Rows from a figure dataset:
* begin *
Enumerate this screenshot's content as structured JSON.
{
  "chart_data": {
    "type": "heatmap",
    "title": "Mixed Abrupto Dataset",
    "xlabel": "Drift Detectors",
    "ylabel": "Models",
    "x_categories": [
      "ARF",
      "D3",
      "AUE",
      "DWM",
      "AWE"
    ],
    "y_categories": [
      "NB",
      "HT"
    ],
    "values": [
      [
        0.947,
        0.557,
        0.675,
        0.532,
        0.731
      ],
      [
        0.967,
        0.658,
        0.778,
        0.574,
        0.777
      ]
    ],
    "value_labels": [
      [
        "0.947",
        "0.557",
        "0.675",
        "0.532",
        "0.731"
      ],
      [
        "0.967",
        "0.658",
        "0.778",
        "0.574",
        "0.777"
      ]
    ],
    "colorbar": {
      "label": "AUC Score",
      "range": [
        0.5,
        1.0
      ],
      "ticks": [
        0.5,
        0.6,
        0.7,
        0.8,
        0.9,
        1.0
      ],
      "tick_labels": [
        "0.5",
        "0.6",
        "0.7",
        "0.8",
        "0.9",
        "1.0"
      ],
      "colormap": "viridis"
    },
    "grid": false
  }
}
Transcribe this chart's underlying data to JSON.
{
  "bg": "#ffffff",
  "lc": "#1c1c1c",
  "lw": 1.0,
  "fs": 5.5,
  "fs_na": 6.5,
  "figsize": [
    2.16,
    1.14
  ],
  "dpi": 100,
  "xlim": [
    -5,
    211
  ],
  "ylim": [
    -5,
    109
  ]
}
* end *
* begin *
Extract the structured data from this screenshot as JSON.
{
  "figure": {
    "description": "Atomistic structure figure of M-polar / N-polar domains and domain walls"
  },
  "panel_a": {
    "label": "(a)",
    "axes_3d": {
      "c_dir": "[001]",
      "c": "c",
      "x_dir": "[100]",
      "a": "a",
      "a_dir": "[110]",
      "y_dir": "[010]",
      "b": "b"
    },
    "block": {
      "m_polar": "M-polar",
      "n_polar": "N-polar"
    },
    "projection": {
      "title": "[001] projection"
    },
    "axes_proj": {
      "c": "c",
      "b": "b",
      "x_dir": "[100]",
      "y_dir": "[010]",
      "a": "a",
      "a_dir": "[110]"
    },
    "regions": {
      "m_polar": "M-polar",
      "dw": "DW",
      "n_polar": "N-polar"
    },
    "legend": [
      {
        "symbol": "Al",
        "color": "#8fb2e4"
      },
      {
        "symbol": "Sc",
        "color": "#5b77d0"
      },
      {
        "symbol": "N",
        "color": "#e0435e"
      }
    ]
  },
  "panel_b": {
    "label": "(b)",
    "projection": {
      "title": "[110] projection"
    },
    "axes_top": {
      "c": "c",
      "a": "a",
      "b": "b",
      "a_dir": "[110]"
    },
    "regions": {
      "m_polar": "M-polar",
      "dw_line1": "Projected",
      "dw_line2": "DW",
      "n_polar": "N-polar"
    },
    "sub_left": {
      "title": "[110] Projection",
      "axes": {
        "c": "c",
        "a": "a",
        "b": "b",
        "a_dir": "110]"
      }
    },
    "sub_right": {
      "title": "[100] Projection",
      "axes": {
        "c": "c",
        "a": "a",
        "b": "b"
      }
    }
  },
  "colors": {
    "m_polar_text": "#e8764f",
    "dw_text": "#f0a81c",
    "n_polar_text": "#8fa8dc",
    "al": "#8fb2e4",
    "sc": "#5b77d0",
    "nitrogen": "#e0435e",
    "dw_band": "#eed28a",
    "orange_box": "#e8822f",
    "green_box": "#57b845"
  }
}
* end *
* begin *
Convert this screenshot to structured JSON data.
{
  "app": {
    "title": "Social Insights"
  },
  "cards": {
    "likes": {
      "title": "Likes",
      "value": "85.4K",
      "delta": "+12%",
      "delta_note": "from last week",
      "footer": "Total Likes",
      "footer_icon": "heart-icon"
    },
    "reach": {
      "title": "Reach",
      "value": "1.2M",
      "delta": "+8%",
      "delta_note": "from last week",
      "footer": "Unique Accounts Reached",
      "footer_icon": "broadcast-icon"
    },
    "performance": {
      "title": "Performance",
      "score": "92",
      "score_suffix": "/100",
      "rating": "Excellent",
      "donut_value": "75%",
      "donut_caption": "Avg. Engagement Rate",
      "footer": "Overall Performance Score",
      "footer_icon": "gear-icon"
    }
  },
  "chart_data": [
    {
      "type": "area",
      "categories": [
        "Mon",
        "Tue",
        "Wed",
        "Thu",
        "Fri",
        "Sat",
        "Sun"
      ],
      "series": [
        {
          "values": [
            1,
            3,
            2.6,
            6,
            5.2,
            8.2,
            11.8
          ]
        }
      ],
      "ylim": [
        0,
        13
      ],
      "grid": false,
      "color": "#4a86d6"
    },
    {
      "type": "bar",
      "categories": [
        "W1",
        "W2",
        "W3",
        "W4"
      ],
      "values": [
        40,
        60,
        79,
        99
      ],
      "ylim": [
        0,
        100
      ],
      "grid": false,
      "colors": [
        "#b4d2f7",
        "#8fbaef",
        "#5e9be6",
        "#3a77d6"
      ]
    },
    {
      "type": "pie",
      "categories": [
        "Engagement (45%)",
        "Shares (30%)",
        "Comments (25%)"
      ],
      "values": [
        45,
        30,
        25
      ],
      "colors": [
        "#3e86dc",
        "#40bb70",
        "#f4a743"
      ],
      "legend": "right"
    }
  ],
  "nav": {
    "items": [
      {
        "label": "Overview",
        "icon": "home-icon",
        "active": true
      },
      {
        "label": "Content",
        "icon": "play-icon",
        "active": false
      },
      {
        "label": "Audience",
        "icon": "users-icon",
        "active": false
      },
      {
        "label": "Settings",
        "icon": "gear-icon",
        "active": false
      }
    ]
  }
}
* end *
(EXERCISE REQUIREMENTS) Consider the entries above and return each line with the string "structured".

(EXERCISE RESPONSE)
Enumerate this screenshot's content as structured JSON.
Extract the structured data from this screenshot as JSON.
Convert this screenshot to structured JSON data.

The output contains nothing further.